> Task objective:
Will you give every entry again exactly as it stands?

> Source data:
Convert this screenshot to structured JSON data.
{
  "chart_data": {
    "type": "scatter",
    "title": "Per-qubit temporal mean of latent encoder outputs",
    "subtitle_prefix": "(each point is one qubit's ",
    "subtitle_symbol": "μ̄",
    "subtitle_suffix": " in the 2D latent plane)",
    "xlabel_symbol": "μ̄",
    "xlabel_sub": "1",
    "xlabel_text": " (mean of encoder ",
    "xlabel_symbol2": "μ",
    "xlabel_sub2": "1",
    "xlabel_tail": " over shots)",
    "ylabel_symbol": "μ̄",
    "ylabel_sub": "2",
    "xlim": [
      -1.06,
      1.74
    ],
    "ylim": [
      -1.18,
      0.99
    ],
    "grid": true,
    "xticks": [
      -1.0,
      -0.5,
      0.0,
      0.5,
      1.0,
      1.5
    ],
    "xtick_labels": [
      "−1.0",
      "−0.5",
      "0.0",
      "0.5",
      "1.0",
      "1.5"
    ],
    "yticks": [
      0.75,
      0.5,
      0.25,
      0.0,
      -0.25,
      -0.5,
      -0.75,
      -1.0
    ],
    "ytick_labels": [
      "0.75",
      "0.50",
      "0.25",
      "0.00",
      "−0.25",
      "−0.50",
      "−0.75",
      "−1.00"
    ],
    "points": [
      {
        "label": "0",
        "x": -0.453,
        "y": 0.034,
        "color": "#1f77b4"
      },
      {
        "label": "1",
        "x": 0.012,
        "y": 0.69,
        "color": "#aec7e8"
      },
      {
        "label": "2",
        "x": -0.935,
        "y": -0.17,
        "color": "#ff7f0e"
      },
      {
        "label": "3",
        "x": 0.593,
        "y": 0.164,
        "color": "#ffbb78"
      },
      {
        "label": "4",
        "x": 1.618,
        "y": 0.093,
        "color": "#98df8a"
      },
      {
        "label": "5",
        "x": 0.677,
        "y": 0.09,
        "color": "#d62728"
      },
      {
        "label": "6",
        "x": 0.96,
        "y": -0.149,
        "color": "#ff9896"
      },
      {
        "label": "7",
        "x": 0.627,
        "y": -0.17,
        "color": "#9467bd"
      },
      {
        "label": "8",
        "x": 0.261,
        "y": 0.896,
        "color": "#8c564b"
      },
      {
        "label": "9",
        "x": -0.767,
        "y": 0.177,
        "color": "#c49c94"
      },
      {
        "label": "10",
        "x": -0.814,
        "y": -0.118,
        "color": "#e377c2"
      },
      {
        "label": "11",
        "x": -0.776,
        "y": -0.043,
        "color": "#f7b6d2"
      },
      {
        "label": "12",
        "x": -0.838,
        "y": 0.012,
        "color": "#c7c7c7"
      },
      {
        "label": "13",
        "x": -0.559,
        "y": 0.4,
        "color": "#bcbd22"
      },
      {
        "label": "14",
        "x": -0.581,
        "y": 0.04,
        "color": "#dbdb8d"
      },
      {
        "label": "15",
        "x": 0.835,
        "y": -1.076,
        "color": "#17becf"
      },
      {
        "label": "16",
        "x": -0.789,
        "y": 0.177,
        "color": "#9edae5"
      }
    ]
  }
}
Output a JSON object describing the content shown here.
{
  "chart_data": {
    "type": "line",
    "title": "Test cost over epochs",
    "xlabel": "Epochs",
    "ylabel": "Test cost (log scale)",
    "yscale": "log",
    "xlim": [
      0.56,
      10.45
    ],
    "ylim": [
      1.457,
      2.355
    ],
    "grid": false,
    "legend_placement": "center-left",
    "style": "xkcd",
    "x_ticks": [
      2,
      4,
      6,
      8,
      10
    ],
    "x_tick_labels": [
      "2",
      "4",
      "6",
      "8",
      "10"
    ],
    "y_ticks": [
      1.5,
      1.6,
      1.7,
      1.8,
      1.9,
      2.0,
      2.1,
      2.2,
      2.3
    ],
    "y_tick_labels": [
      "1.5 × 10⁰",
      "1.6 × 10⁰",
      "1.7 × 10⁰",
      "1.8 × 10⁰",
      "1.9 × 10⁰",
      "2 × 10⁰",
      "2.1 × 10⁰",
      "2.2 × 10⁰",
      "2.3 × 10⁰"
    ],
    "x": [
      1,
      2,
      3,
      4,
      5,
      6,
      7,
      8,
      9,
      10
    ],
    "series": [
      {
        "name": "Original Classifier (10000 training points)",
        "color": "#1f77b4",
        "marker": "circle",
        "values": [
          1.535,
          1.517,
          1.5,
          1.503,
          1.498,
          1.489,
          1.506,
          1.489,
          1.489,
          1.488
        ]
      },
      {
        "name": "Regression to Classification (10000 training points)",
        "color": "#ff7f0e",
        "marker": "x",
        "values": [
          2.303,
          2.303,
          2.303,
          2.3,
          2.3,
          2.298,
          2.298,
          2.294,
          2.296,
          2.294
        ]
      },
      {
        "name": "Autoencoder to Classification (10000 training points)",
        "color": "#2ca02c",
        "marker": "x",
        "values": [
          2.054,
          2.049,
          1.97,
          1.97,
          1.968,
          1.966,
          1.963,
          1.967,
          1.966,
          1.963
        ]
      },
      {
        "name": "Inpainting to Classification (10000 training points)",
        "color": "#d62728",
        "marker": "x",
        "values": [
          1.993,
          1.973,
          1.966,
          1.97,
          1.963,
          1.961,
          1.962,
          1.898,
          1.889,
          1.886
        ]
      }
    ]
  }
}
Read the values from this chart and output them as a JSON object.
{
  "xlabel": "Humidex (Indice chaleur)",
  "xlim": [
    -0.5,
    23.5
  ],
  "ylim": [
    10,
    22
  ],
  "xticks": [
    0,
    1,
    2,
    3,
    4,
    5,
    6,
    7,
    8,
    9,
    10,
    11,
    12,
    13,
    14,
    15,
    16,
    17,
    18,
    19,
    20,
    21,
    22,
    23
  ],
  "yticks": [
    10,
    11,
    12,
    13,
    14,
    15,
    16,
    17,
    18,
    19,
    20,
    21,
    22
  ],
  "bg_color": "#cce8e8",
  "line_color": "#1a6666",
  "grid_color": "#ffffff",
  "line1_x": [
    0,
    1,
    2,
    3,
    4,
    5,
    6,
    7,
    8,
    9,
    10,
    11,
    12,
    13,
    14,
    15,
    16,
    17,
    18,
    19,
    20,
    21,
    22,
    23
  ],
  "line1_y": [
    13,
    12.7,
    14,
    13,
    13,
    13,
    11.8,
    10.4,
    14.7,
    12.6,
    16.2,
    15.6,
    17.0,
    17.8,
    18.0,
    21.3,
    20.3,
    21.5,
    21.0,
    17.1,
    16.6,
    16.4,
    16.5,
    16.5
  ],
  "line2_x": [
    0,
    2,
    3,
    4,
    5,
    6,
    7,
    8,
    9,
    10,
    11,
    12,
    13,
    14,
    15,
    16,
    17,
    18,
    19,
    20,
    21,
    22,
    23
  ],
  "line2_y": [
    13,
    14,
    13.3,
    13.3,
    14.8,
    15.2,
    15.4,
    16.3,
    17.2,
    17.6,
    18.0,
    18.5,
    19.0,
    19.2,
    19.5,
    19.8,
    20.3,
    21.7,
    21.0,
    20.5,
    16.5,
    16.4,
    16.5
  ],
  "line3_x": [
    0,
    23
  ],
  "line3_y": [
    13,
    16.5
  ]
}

> Response to this exercise:
Convert this screenshot to structured JSON data.
{
  "chart_data": {
    "type": "scatter",
    "title": "Per-qubit temporal mean of latent encoder outputs",
    "subtitle_prefix": "(each point is one qubit's ",
    "subtitle_symbol": "μ̄",
    "subtitle_suffix": " in the 2D latent plane)",
    "xlabel_symbol": "μ̄",
    "xlabel_sub": "1",
    "xlabel_text": " (mean of encoder ",
    "xlabel_symbol2": "μ",
    "xlabel_sub2": "1",
    "xlabel_tail": " over shots)",
    "ylabel_symbol": "μ̄",
    "ylabel_sub": "2",
    "xlim": [
      -1.06,
      1.74
    ],
    "ylim": [
      -1.18,
      0.99
    ],
    "grid": true,
    "xticks": [
      -1.0,
      -0.5,
      0.0,
      0.5,
      1.0,
      1.5
    ],
    "xtick_labels": [
      "−1.0",
      "−0.5",
      "0.0",
      "0.5",
      "1.0",
      "1.5"
    ],
    "yticks": [
      0.75,
      0.5,
      0.25,
      0.0,
      -0.25,
      -0.5,
      -0.75,
      -1.0
    ],
    "ytick_labels": [
      "0.75",
      "0.50",
      "0.25",
      "0.00",
      "−0.25",
      "−0.50",
      "−0.75",
      "−1.00"
    ],
    "points": [
      {
        "label": "0",
        "x": -0.453,
        "y": 0.034,
        "color": "#1f77b4"
      },
      {
        "label": "1",
        "x": 0.012,
        "y": 0.69,
        "color": "#aec7e8"
      },
      {
        "label": "2",
        "x": -0.935,
        "y": -0.17,
        "color": "#ff7f0e"
      },
      {
        "label": "3",
        "x": 0.593,
        "y": 0.164,
        "color": "#ffbb78"
      },
      {
        "label": "4",
        "x": 1.618,
        "y": 0.093,
        "color": "#98df8a"
      },
      {
        "label": "5",
        "x": 0.677,
        "y": 0.09,
        "color": "#d62728"
      },
      {
        "label": "6",
        "x": 0.96,
        "y": -0.149,
        "color": "#ff9896"
      },
      {
        "label": "7",
        "x": 0.627,
        "y": -0.17,
        "color": "#9467bd"
      },
      {
        "label": "8",
        "x": 0.261,
        "y": 0.896,
        "color": "#8c564b"
      },
      {
        "label": "9",
        "x": -0.767,
        "y": 0.177,
        "color": "#c49c94"
      },
      {
        "label": "10",
        "x": -0.814,
        "y": -0.118,
        "color": "#e377c2"
      },
      {
        "label": "11",
        "x": -0.776,
        "y": -0.043,
        "color": "#f7b6d2"
      },
      {
        "label": "12",
        "x": -0.838,
        "y": 0.012,
        "color": "#c7c7c7"
      },
      {
        "label": "13",
        "x": -0.559,
        "y": 0.4,
        "color": "#bcbd22"
      },
      {
        "label": "14",
        "x": -0.581,
        "y": 0.04,
        "color": "#dbdb8d"
      },
      {
        "label": "15",
        "x": 0.835,
        "y": -1.076,
        "color": "#17becf"
      },
      {
        "label": "16",
        "x": -0.789,
        "y": 0.177,
        "color": "#9edae5"
      }
    ]
  }
}
Output a JSON object describing the content shown here.
{
  "chart_data": {
    "type": "line",
    "title": "Test cost over epochs",
    "xlabel": "Epochs",
    "ylabel": "Test cost (log scale)",
    "yscale": "log",
    "xlim": [
      0.56,
      10.45
    ],
    "ylim": [
      1.457,
      2.355
    ],
    "grid": false,
    "legend_placement": "center-left",
    "style": "xkcd",
    "x_ticks": [
      2,
      4,
      6,
      8,
      10
    ],
    "x_tick_labels": [
      "2",
      "4",
      "6",
      "8",
      "10"
    ],
    "y_ticks": [
      1.5,
      1.6,
      1.7,
      1.8,
      1.9,
      2.0,
      2.1,
      2.2,
      2.3
    ],
    "y_tick_labels": [
      "1.5 × 10⁰",
      "1.6 × 10⁰",
      "1.7 × 10⁰",
      "1.8 × 10⁰",
      "1.9 × 10⁰",
      "2 × 10⁰",
      "2.1 × 10⁰",
      "2.2 × 10⁰",
      "2.3 × 10⁰"
    ],
    "x": [
      1,
      2,
      3,
      4,
      5,
      6,
      7,
      8,
      9,
      10
    ],
    "series": [
      {
        "name": "Original Classifier (10000 training points)",
        "color": "#1f77b4",
        "marker": "circle",
        "values": [
          1.535,
          1.517,
          1.5,
          1.503,
          1.498,
          1.489,
          1.506,
          1.489,
          1.489,
          1.488
        ]
      },
      {
        "name": "Regression to Classification (10000 training points)",
        "color": "#ff7f0e",
        "marker": "x",
        "values": [
          2.303,
          2.303,
          2.303,
          2.3,
          2.3,
          2.298,
          2.298,
          2.294,
          2.296,
          2.294
        ]
      },
      {
        "name": "Autoencoder to Classification (10000 training points)",
        "color": "#2ca02c",
        "marker": "x",
        "values": [
          2.054,
          2.049,
          1.97,
          1.97,
          1.968,
          1.966,
          1.963,
          1.967,
          1.966,
          1.963
        ]
      },
      {
        "name": "Inpainting to Classification (10000 training points)",
        "color": "#d62728",
        "marker": "x",
        "values": [
          1.993,
          1.973,
          1.966,
          1.97,
          1.963,
          1.961,
          1.962,
          1.898,
          1.889,
          1.886
        ]
      }
    ]
  }
}
Read the values from this chart and output them as a JSON object.
{
  "xlabel": "Humidex (Indice chaleur)",
  "xlim": [
    -0.5,
    23.5
  ],
  "ylim": [
    10,
    22
  ],
  "xticks": [
    0,
    1,
    2,
    3,
    4,
    5,
    6,
    7,
    8,
    9,
    10,
    11,
    12,
    13,
    14,
    15,
    16,
    17,
    18,
    19,
    20,
    21,
    22,
    23
  ],
  "yticks": [
    10,
    11,
    12,
    13,
    14,
    15,
    16,
    17,
    18,
    19,
    20,
    21,
    22
  ],
  "bg_color": "#cce8e8",
  "line_color": "#1a6666",
  "grid_color": "#ffffff",
  "line1_x": [
    0,
    1,
    2,
    3,
    4,
    5,
    6,
    7,
    8,
    9,
    10,
    11,
    12,
    13,
    14,
    15,
    16,
    17,
    18,
    19,
    20,
    21,
    22,
    23
  ],
  "line1_y": [
    13,
    12.7,
    14,
    13,
    13,
    13,
    11.8,
    10.4,
    14.7,
    12.6,
    16.2,
    15.6,
    17.0,
    17.8,
    18.0,
    21.3,
    20.3,
    21.5,
    21.0,
    17.1,
    16.6,
    16.4,
    16.5,
    16.5
  ],
  "line2_x": [
    0,
    2,
    3,
    4,
    5,
    6,
    7,
    8,
    9,
    10,
    11,
    12,
    13,
    14,
    15,
    16,
    17,
    18,
    19,
    20,
    21,
    22,
    23
  ],
  "line2_y": [
    13,
    14,
    13.3,
    13.3,
    14.8,
    15.2,
    15.4,
    16.3,
    17.2,
    17.6,
    18.0,
    18.5,
    19.0,
    19.2,
    19.5,
    19.8,
    20.3,
    21.7,
    21.0,
    20.5,
    16.5,
    16.4,
    16.5
  ],
  "line3_x": [
    0,
    23
  ],
  "line3_y": [
    13,
    16.5
  ]
}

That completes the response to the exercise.